• **To do**
Using the data beneath, show every line that includes the word "title".

(Dataset rows about figures)
****************************************

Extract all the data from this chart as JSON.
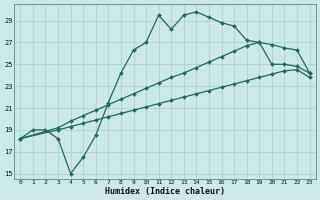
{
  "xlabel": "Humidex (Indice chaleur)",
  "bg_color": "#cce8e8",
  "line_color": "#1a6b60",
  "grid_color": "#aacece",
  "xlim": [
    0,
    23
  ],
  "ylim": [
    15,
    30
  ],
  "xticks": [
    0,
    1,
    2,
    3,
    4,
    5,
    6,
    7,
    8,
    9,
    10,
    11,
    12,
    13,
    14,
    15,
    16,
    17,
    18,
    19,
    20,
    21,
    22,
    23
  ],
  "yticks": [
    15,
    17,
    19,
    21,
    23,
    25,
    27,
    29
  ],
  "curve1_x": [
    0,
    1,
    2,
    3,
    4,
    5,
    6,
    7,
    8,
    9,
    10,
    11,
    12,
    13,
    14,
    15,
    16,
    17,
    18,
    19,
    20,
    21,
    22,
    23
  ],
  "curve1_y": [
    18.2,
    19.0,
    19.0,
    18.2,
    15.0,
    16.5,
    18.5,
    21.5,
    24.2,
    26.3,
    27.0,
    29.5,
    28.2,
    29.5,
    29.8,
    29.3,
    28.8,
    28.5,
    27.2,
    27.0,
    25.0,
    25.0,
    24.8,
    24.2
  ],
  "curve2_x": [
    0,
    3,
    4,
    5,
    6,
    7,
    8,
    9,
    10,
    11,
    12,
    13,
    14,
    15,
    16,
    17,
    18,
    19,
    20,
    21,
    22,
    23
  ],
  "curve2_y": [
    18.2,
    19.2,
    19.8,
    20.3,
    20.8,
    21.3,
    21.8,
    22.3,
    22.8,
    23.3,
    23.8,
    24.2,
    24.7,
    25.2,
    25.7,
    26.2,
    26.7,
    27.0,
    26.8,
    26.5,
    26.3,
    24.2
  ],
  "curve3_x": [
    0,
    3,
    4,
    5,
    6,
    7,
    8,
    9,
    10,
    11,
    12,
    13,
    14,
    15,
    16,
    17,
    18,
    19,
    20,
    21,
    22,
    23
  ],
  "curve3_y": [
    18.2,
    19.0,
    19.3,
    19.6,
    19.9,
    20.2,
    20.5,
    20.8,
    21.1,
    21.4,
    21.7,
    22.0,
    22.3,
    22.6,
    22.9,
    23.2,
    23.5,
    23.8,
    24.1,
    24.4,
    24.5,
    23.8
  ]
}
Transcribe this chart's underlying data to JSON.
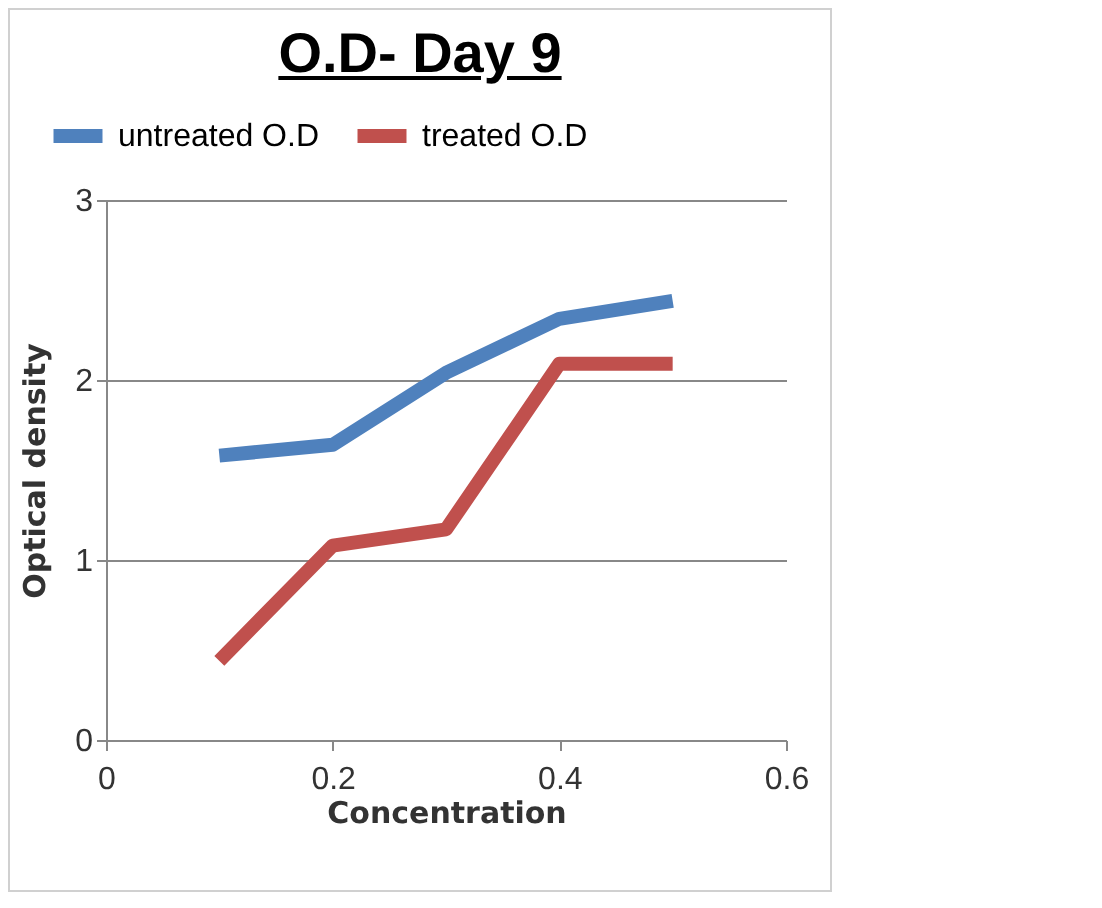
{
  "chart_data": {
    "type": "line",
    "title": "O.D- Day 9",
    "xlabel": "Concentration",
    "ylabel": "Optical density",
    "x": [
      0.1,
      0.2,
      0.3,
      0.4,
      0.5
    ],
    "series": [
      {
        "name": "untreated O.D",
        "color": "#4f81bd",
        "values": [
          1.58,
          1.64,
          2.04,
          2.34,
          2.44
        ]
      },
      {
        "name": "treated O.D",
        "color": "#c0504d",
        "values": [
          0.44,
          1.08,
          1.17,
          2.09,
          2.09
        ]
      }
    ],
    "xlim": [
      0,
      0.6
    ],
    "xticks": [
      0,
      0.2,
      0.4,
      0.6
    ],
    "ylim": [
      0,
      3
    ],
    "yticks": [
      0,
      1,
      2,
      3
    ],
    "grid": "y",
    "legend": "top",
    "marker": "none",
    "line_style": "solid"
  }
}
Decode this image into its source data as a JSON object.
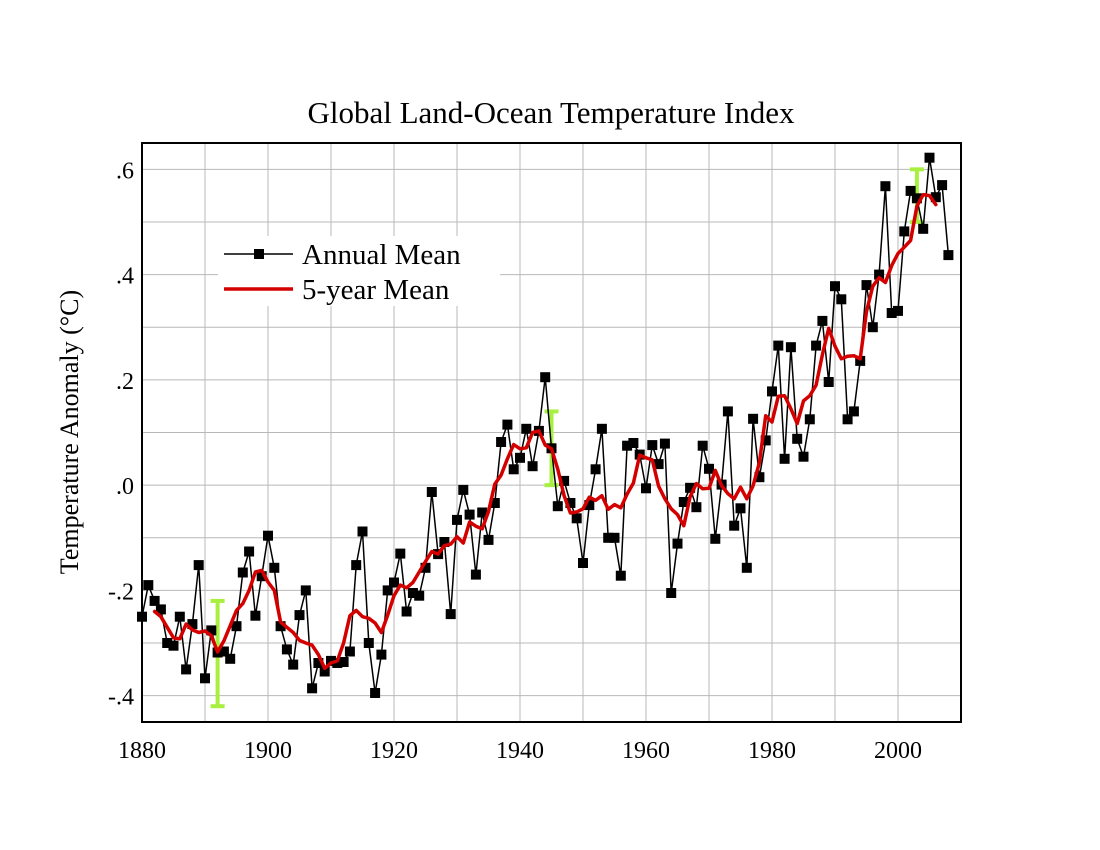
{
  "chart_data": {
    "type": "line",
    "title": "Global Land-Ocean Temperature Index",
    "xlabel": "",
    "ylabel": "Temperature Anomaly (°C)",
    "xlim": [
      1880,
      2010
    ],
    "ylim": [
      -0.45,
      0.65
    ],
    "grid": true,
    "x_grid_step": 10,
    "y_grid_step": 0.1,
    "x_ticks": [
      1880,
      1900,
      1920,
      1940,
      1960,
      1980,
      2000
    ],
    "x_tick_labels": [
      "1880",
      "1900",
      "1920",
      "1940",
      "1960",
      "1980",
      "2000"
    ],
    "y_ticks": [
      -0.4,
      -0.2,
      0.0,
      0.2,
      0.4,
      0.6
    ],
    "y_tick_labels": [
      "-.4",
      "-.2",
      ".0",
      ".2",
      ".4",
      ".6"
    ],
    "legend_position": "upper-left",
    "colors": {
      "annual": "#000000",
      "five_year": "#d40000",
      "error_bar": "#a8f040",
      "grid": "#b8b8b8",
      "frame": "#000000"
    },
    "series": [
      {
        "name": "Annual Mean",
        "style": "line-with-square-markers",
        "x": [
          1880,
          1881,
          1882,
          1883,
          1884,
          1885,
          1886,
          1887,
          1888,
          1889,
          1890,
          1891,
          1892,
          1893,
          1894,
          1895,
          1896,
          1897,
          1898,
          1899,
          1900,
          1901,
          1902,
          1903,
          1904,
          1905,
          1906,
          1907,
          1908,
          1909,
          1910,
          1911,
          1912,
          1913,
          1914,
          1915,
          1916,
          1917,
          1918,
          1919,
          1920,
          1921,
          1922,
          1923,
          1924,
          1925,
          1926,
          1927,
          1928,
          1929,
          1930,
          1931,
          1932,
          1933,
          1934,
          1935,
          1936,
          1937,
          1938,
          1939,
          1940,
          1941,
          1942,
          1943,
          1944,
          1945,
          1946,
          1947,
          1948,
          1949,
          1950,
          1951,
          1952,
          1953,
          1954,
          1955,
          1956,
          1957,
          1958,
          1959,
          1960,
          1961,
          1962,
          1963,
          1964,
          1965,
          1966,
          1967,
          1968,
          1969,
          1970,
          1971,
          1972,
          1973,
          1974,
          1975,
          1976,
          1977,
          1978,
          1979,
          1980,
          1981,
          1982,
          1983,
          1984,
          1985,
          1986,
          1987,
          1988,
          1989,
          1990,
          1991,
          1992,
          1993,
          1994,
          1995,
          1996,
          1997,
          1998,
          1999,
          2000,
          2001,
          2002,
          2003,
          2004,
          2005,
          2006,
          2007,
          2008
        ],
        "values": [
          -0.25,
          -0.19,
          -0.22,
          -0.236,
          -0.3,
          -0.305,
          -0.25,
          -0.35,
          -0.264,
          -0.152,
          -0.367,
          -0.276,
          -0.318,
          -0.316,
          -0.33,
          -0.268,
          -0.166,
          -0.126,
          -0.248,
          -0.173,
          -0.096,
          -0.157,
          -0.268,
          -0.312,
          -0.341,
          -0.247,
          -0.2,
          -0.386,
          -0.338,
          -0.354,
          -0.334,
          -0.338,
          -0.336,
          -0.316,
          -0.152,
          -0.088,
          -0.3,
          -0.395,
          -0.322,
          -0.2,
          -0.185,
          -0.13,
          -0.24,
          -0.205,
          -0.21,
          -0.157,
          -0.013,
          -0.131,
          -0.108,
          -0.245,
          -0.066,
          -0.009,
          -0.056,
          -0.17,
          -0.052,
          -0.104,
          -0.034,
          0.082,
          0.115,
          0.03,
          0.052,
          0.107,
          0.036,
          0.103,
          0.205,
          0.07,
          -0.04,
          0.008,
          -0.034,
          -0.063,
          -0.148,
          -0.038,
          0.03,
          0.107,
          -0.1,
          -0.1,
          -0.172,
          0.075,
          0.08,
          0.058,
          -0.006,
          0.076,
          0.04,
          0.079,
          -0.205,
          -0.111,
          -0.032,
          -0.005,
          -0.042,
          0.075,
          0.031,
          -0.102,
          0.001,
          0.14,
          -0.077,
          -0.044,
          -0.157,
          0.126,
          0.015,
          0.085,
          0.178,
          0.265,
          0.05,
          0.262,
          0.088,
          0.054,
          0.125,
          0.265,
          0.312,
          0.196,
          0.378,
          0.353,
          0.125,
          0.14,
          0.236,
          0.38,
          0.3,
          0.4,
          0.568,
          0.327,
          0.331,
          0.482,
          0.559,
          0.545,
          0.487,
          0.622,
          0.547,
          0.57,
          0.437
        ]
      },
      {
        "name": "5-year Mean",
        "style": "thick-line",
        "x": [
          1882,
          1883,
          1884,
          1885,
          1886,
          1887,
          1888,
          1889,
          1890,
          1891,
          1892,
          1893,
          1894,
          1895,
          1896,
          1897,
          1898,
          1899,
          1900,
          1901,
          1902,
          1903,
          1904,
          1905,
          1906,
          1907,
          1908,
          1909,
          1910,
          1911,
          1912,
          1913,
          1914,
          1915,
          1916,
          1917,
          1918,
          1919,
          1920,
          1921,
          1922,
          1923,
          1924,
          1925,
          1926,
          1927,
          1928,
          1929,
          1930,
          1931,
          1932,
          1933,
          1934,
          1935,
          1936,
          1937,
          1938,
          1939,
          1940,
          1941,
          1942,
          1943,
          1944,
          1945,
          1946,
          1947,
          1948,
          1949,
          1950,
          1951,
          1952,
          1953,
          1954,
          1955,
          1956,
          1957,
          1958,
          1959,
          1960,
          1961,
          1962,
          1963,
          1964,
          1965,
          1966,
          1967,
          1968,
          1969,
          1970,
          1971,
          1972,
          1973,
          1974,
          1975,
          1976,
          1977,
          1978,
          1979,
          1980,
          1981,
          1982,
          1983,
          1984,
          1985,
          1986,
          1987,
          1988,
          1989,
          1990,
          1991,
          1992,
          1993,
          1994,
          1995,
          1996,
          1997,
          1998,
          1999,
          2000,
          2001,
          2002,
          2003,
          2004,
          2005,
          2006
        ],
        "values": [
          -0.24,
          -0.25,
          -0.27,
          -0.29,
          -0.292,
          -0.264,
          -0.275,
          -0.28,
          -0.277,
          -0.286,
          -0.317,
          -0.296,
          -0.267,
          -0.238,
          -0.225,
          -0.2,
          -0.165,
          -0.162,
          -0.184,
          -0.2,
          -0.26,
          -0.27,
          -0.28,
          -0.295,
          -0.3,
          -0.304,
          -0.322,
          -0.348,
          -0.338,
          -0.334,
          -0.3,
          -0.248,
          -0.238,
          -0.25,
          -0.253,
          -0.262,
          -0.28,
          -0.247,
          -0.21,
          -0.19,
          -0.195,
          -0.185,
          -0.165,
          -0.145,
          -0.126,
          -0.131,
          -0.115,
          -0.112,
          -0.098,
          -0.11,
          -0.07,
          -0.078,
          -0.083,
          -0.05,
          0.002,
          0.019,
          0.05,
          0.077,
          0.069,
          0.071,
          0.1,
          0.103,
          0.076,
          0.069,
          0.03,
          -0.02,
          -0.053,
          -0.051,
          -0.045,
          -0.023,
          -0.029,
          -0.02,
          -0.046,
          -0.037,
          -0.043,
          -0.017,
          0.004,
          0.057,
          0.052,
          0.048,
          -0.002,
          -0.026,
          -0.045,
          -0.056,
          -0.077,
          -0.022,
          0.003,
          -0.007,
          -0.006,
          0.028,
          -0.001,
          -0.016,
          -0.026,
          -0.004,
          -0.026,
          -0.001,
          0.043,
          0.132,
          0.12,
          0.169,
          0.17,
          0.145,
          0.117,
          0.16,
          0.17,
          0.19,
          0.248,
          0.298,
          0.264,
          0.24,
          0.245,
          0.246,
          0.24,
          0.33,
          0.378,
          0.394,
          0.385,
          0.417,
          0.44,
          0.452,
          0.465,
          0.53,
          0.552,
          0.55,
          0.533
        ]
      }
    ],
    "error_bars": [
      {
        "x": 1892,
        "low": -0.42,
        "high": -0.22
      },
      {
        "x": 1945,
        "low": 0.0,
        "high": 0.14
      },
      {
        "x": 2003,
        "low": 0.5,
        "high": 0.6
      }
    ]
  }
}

****************************************

• **Solution for this task**
    "title": "O.D- Day 9",
    "title": "Global Land-Ocean Temperature Index",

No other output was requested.